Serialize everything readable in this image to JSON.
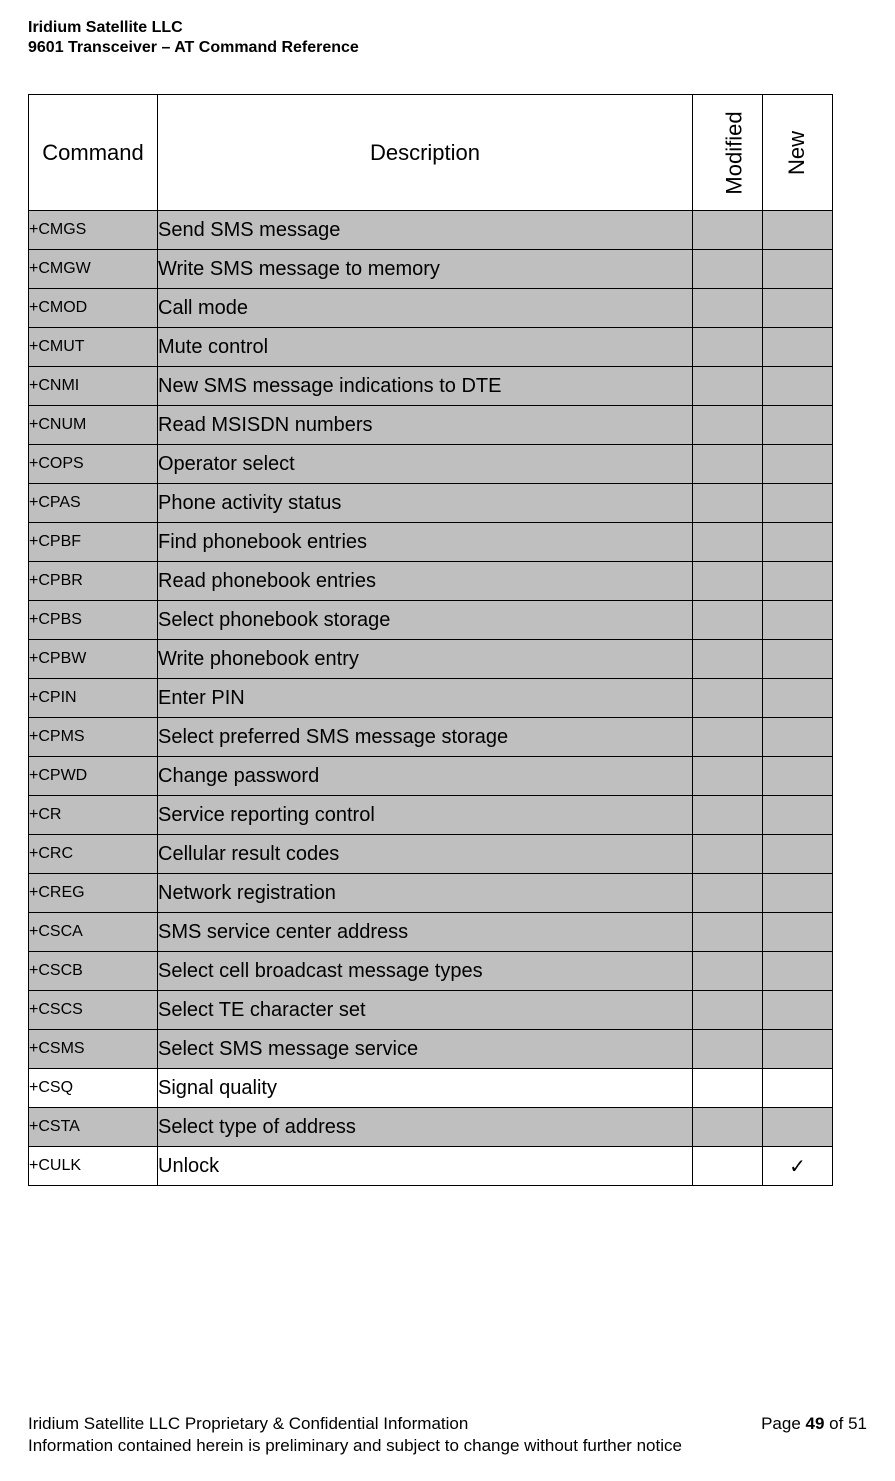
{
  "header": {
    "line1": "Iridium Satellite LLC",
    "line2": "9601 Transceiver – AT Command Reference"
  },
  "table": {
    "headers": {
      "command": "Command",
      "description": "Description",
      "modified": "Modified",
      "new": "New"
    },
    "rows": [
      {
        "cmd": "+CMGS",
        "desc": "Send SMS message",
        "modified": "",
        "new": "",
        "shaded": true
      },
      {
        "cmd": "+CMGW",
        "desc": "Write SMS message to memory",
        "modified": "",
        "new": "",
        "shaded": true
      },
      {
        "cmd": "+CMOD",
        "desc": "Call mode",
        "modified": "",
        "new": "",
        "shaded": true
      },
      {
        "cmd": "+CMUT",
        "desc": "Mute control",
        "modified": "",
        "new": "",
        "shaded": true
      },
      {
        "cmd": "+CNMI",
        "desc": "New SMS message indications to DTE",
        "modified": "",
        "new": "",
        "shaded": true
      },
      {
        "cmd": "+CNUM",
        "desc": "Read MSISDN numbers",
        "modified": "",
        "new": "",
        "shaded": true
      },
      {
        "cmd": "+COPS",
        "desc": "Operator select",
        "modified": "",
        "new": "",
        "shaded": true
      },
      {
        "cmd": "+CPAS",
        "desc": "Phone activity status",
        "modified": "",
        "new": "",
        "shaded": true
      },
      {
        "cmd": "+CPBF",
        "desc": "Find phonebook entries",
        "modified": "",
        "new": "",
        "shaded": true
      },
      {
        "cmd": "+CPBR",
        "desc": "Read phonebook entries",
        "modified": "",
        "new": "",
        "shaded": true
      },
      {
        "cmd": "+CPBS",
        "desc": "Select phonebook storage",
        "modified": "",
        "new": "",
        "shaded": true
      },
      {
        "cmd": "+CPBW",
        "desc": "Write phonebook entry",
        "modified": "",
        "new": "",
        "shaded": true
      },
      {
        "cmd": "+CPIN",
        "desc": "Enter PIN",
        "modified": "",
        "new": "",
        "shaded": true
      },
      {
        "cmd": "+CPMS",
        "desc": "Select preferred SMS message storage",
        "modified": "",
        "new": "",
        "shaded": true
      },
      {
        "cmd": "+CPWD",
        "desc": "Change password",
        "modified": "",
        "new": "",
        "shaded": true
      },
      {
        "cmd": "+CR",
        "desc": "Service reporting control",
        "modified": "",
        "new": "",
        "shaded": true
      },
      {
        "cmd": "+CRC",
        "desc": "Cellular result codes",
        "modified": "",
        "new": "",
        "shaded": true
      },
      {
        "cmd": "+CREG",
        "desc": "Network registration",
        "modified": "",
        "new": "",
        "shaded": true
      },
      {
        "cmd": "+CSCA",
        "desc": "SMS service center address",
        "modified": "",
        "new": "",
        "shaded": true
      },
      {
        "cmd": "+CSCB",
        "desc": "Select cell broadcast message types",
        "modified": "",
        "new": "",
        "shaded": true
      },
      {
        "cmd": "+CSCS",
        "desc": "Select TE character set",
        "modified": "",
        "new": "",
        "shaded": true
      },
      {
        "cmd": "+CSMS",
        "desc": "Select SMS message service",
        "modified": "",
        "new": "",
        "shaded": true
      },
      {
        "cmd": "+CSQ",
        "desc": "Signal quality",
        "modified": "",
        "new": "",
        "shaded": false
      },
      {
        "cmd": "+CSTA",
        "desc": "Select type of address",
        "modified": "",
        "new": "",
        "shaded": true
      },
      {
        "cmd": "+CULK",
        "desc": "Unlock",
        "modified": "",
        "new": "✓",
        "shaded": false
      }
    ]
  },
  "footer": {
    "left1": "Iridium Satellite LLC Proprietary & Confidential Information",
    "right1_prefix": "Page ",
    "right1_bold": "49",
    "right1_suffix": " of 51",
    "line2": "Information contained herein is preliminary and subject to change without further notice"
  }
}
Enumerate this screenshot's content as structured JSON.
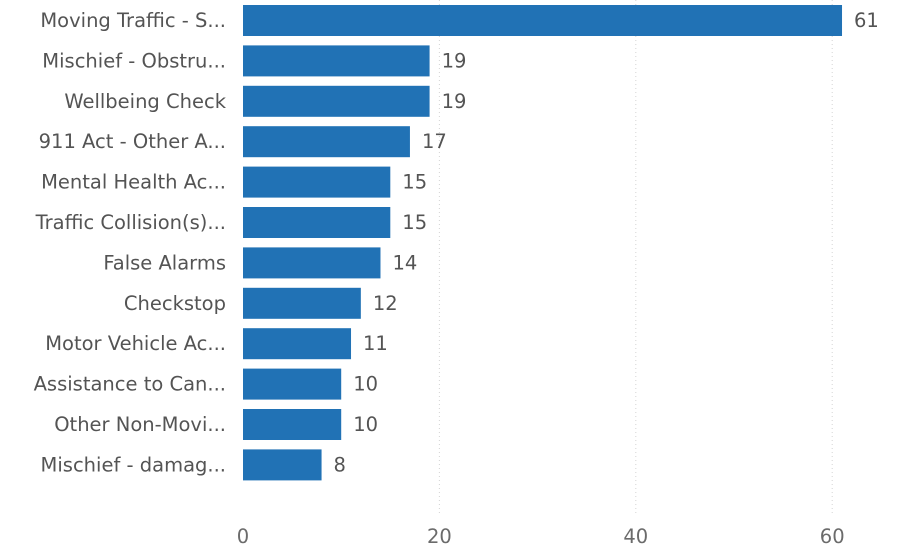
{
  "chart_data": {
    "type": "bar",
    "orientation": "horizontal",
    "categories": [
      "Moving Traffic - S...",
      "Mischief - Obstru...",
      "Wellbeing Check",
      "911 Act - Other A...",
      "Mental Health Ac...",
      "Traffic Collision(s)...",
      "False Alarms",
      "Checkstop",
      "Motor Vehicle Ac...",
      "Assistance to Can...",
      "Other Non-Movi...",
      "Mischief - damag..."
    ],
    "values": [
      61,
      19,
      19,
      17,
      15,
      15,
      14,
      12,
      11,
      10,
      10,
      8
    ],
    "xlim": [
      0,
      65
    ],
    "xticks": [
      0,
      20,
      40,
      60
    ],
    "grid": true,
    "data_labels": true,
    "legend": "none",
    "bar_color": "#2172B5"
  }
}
--
Retype the listing exactly. Pictures do not belong in the copy.

Serialize everything readable in this image to JSON.
{
  "header": {
    "line1": "Iridium Satellite LLC",
    "line2": "9601 Transceiver – AT Command Reference"
  },
  "table": {
    "headers": {
      "command": "Command",
      "description": "Description",
      "modified": "Modified",
      "new": "New"
    },
    "rows": [
      {
        "cmd": "+CMGS",
        "desc": "Send SMS message",
        "modified": "",
        "new": "",
        "shaded": true
      },
      {
        "cmd": "+CMGW",
        "desc": "Write SMS message to memory",
        "modified": "",
        "new": "",
        "shaded": true
      },
      {
        "cmd": "+CMOD",
        "desc": "Call mode",
        "modified": "",
        "new": "",
        "shaded": true
      },
      {
        "cmd": "+CMUT",
        "desc": "Mute control",
        "modified": "",
        "new": "",
        "shaded": true
      },
      {
        "cmd": "+CNMI",
        "desc": "New SMS message indications to DTE",
        "modified": "",
        "new": "",
        "shaded": true
      },
      {
        "cmd": "+CNUM",
        "desc": "Read MSISDN numbers",
        "modified": "",
        "new": "",
        "shaded": true
      },
      {
        "cmd": "+COPS",
        "desc": "Operator select",
        "modified": "",
        "new": "",
        "shaded": true
      },
      {
        "cmd": "+CPAS",
        "desc": "Phone activity status",
        "modified": "",
        "new": "",
        "shaded": true
      },
      {
        "cmd": "+CPBF",
        "desc": "Find phonebook entries",
        "modified": "",
        "new": "",
        "shaded": true
      },
      {
        "cmd": "+CPBR",
        "desc": "Read phonebook entries",
        "modified": "",
        "new": "",
        "shaded": true
      },
      {
        "cmd": "+CPBS",
        "desc": "Select phonebook storage",
        "modified": "",
        "new": "",
        "shaded": true
      },
      {
        "cmd": "+CPBW",
        "desc": "Write phonebook entry",
        "modified": "",
        "new": "",
        "shaded": true
      },
      {
        "cmd": "+CPIN",
        "desc": "Enter PIN",
        "modified": "",
        "new": "",
        "shaded": true
      },
      {
        "cmd": "+CPMS",
        "desc": "Select preferred SMS message storage",
        "modified": "",
        "new": "",
        "shaded": true
      },
      {
        "cmd": "+CPWD",
        "desc": "Change password",
        "modified": "",
        "new": "",
        "shaded": true
      },
      {
        "cmd": "+CR",
        "desc": "Service reporting control",
        "modified": "",
        "new": "",
        "shaded": true
      },
      {
        "cmd": "+CRC",
        "desc": "Cellular result codes",
        "modified": "",
        "new": "",
        "shaded": true
      },
      {
        "cmd": "+CREG",
        "desc": "Network registration",
        "modified": "",
        "new": "",
        "shaded": true
      },
      {
        "cmd": "+CSCA",
        "desc": "SMS service center address",
        "modified": "",
        "new": "",
        "shaded": true
      },
      {
        "cmd": "+CSCB",
        "desc": "Select cell broadcast message types",
        "modified": "",
        "new": "",
        "shaded": true
      },
      {
        "cmd": "+CSCS",
        "desc": "Select TE character set",
        "modified": "",
        "new": "",
        "shaded": true
      },
      {
        "cmd": "+CSMS",
        "desc": "Select SMS message service",
        "modified": "",
        "new": "",
        "shaded": true
      },
      {
        "cmd": "+CSQ",
        "desc": "Signal quality",
        "modified": "",
        "new": "",
        "shaded": false
      },
      {
        "cmd": "+CSTA",
        "desc": "Select type of address",
        "modified": "",
        "new": "",
        "shaded": true
      },
      {
        "cmd": "+CULK",
        "desc": "Unlock",
        "modified": "",
        "new": "✓",
        "shaded": false
      }
    ]
  },
  "footer": {
    "left1": "Iridium Satellite LLC Proprietary & Confidential Information",
    "right1_prefix": "Page ",
    "right1_bold": "49",
    "right1_suffix": " of 51",
    "line2": "Information contained herein is preliminary and subject to change without further notice"
  }
}
Enumerate this screenshot's content as structured JSON.
{
  "chart_data": {
    "type": "bar",
    "orientation": "horizontal",
    "categories": [
      "Moving Traffic - S...",
      "Mischief - Obstru...",
      "Wellbeing Check",
      "911 Act - Other A...",
      "Mental Health Ac...",
      "Traffic Collision(s)...",
      "False Alarms",
      "Checkstop",
      "Motor Vehicle Ac...",
      "Assistance to Can...",
      "Other Non-Movi...",
      "Mischief - damag..."
    ],
    "values": [
      61,
      19,
      19,
      17,
      15,
      15,
      14,
      12,
      11,
      10,
      10,
      8
    ],
    "xlim": [
      0,
      65
    ],
    "xticks": [
      0,
      20,
      40,
      60
    ],
    "grid": true,
    "data_labels": true,
    "legend": "none",
    "bar_color": "#2172B5"
  }
}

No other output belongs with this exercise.